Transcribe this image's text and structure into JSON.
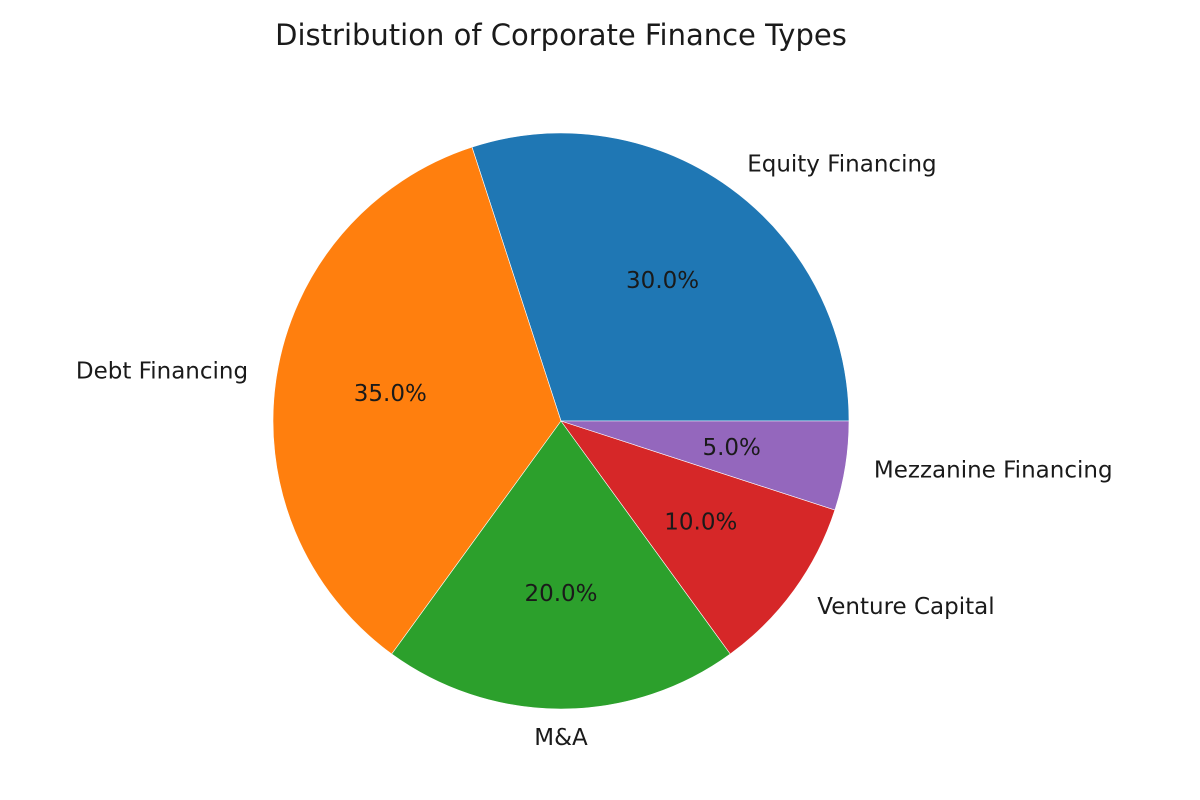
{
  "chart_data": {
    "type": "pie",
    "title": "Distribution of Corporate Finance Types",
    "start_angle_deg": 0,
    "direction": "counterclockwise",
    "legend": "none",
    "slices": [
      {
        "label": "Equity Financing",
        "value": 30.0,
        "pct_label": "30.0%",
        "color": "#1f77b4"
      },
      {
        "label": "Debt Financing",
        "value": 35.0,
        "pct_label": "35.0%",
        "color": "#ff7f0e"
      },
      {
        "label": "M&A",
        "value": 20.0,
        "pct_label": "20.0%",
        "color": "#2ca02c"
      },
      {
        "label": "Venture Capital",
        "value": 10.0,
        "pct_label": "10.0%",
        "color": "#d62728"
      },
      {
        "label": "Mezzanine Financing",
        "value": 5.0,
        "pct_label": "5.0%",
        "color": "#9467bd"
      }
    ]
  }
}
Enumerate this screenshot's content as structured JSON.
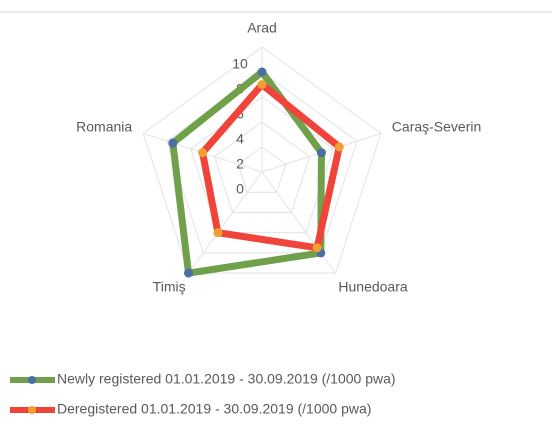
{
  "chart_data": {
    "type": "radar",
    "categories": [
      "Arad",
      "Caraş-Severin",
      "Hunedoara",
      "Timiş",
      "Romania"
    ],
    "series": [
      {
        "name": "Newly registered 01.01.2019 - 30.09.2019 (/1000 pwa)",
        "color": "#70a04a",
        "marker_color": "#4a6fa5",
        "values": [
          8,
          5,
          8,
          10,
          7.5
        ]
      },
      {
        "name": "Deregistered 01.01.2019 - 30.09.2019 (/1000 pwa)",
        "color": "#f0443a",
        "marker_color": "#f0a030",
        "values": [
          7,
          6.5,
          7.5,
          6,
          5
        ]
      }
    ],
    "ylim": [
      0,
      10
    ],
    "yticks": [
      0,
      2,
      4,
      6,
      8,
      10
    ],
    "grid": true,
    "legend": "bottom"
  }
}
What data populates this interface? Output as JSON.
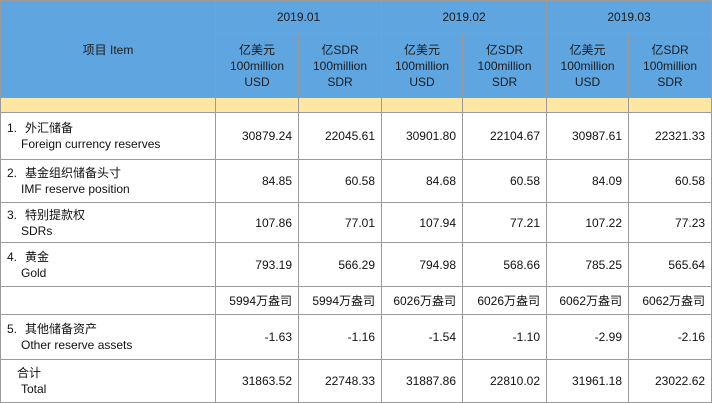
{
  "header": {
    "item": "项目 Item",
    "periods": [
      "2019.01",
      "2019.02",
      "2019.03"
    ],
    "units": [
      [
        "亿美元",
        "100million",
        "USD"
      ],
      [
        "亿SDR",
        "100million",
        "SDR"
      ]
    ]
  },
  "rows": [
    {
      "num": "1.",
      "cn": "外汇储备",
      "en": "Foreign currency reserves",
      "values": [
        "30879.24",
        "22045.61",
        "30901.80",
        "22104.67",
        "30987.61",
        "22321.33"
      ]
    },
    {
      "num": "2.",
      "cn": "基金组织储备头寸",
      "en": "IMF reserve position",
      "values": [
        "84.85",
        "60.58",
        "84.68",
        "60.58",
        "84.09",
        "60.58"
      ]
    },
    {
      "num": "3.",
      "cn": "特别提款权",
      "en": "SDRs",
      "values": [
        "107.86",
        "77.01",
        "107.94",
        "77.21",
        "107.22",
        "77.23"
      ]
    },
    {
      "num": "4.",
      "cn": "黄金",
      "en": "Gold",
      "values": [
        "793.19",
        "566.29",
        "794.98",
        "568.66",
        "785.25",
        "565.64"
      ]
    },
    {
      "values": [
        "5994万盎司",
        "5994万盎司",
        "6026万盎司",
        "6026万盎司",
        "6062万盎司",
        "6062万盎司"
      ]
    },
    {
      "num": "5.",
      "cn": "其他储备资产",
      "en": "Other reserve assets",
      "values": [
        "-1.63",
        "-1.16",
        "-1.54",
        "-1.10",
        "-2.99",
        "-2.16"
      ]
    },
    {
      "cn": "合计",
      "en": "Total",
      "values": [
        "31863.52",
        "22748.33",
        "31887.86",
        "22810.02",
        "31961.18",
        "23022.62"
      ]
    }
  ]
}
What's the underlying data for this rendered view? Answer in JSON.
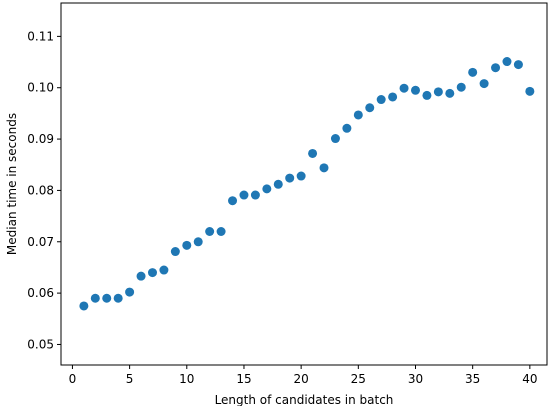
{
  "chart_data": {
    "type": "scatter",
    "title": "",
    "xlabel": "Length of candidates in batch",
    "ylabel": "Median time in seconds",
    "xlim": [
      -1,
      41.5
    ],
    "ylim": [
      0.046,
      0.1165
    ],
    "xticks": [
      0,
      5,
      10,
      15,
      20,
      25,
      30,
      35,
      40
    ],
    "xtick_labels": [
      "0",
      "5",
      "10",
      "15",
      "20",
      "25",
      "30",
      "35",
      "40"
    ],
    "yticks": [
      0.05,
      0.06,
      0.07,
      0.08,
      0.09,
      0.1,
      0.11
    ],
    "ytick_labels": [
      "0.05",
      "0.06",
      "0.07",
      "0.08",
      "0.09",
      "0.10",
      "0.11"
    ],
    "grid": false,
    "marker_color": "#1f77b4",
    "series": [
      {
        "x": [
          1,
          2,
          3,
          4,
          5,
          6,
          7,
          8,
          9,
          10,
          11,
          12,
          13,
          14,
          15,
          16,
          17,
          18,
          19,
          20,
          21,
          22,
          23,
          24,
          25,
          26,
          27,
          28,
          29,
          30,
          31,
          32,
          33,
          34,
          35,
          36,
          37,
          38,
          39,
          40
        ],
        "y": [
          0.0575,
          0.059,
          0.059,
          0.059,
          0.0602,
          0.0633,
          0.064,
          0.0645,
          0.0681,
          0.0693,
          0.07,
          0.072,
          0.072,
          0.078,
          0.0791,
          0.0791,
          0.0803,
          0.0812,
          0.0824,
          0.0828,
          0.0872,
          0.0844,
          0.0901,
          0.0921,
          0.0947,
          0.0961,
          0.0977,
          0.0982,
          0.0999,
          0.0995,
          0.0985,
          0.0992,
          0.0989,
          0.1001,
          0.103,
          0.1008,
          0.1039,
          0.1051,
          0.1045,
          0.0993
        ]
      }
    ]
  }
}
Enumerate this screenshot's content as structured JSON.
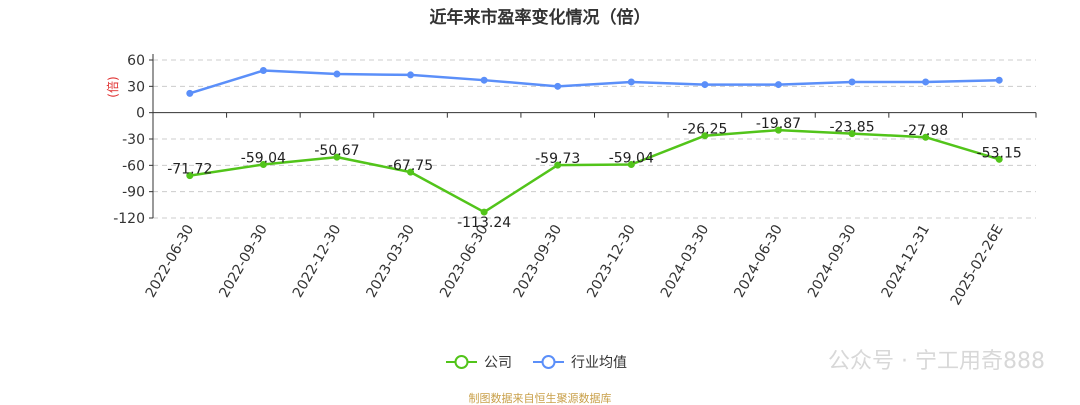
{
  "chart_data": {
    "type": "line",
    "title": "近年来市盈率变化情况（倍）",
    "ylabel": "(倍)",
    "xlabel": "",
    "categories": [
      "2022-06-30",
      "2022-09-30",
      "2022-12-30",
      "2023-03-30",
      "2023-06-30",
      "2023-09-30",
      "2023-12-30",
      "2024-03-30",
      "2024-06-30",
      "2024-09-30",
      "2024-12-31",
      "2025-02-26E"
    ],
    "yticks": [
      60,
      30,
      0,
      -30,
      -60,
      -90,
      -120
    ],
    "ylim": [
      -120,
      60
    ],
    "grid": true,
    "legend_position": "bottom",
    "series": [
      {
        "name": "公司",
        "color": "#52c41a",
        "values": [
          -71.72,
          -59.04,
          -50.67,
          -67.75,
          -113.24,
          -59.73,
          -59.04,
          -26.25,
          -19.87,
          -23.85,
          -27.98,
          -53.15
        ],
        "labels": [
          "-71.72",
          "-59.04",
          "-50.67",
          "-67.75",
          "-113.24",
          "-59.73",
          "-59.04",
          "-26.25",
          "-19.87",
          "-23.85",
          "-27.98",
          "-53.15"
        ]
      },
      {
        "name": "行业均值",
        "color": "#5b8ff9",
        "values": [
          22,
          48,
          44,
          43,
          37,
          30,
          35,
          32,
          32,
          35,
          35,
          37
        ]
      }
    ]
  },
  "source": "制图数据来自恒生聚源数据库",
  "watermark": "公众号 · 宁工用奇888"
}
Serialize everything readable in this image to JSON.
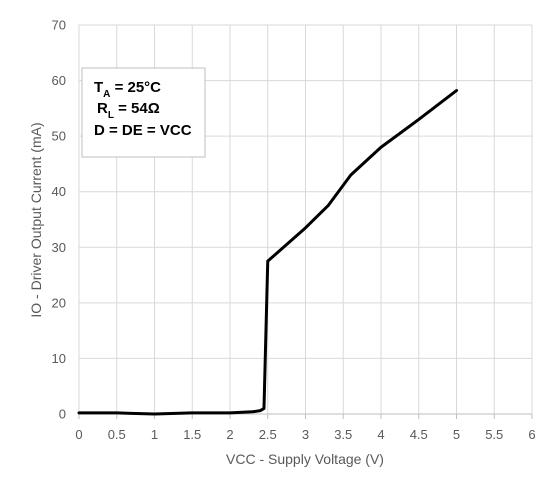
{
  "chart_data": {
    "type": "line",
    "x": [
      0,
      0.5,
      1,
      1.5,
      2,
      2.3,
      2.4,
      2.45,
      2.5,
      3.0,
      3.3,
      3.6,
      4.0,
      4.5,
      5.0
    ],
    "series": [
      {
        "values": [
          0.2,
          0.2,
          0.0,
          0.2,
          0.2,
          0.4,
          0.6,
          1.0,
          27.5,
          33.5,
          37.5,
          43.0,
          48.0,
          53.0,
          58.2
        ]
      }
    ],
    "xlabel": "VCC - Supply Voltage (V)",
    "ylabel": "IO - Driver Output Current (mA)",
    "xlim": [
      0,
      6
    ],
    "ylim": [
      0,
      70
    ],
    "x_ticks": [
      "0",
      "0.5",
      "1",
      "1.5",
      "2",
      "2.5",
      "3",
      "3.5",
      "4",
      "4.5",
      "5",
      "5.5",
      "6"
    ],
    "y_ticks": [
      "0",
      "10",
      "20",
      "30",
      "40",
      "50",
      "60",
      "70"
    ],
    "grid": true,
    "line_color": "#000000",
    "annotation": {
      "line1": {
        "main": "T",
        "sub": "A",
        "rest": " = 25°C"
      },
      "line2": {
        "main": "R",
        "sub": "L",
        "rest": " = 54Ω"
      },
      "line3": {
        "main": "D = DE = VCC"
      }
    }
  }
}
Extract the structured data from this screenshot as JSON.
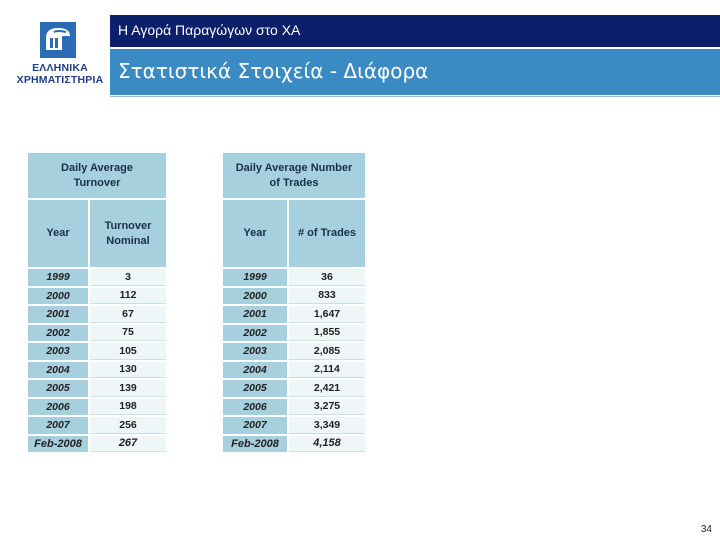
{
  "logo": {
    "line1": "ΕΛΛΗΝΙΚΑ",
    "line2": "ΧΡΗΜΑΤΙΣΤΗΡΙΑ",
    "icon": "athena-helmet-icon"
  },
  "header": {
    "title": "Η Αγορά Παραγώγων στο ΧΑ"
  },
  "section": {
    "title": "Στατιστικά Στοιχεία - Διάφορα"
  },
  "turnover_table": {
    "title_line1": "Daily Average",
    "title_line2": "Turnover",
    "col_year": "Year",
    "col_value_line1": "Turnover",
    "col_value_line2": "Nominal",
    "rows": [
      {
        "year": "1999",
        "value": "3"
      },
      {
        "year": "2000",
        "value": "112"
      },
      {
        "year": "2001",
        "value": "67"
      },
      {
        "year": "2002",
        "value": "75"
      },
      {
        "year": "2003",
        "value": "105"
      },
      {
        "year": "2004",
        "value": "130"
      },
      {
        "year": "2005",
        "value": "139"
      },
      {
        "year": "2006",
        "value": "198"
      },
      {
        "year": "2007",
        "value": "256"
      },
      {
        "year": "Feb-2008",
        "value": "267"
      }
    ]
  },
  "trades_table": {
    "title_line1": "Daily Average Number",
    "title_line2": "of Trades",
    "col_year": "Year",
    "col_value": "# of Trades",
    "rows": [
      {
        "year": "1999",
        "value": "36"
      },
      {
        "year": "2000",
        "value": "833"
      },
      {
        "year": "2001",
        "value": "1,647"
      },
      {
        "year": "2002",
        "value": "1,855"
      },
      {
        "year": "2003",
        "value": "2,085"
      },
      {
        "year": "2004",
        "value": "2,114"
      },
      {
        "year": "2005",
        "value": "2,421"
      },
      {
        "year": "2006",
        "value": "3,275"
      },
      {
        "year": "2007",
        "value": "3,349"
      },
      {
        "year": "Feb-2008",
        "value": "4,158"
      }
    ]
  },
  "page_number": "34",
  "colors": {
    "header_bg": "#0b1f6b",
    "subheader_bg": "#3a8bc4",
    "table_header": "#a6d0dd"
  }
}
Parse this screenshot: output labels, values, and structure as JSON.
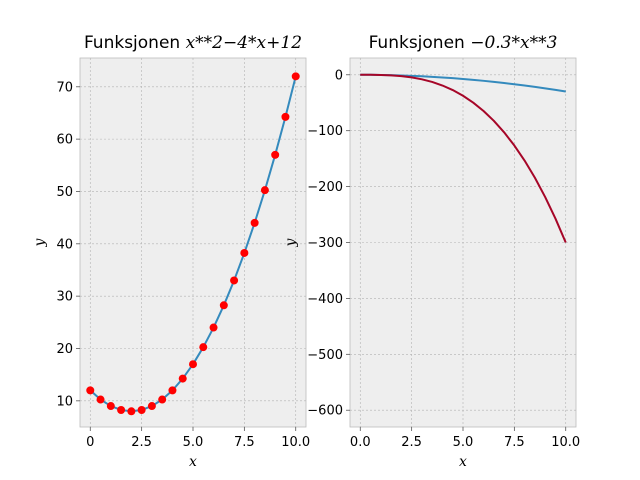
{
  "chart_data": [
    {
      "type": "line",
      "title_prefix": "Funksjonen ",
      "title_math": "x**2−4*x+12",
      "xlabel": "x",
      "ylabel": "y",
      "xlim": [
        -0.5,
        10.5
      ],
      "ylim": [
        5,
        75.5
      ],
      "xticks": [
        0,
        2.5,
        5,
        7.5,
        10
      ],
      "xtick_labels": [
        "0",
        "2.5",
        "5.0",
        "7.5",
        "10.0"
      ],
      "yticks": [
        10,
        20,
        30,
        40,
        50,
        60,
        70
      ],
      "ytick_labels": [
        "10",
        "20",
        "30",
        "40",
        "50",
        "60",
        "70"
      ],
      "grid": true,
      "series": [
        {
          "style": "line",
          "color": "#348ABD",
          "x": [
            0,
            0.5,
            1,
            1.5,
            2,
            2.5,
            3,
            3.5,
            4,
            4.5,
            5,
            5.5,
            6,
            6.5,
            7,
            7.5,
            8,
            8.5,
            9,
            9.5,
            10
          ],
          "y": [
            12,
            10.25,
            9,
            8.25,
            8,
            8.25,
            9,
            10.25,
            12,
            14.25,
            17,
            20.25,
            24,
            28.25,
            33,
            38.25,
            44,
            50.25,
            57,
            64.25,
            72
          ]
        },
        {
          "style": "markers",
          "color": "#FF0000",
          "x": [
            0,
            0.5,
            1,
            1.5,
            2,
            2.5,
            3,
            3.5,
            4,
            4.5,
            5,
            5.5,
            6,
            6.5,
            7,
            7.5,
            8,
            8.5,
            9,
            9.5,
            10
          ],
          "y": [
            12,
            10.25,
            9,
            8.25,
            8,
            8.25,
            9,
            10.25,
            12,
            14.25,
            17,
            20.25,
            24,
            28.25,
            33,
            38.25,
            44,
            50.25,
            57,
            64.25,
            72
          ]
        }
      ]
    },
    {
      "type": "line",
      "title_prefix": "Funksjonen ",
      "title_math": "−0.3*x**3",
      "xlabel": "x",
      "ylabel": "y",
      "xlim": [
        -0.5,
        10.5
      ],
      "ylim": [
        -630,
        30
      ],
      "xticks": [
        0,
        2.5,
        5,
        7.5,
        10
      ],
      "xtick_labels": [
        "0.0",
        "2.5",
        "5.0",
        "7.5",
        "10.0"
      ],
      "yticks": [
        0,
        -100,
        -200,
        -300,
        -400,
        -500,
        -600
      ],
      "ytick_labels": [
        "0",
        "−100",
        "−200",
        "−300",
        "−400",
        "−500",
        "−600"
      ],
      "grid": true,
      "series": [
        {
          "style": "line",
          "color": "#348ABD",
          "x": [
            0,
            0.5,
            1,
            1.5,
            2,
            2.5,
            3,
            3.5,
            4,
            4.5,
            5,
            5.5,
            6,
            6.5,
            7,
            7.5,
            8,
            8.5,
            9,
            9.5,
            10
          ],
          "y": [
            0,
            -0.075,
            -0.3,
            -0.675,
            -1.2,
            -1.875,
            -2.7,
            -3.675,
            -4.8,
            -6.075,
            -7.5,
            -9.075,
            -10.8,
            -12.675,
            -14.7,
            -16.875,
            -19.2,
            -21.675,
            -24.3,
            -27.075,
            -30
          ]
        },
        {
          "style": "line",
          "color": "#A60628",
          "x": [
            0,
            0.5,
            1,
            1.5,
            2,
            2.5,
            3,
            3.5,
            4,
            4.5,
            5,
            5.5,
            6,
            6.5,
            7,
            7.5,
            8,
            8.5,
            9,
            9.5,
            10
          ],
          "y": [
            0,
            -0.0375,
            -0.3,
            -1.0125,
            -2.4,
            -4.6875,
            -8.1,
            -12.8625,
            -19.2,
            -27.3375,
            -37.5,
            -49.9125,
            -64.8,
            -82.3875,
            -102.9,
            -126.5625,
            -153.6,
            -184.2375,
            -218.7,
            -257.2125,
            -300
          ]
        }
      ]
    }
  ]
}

◆ Problem to solve ◆
Look through the entries above; copy each line where the string "xlabel" appears.

◆ Exercise solution ◆
    "xlabel": "Length of candidates in batch",
    "xlabel": "",
    "xlabel": "VCC - Supply Voltage (V)",
      "xlabel": "x",
      "xlabel": "x",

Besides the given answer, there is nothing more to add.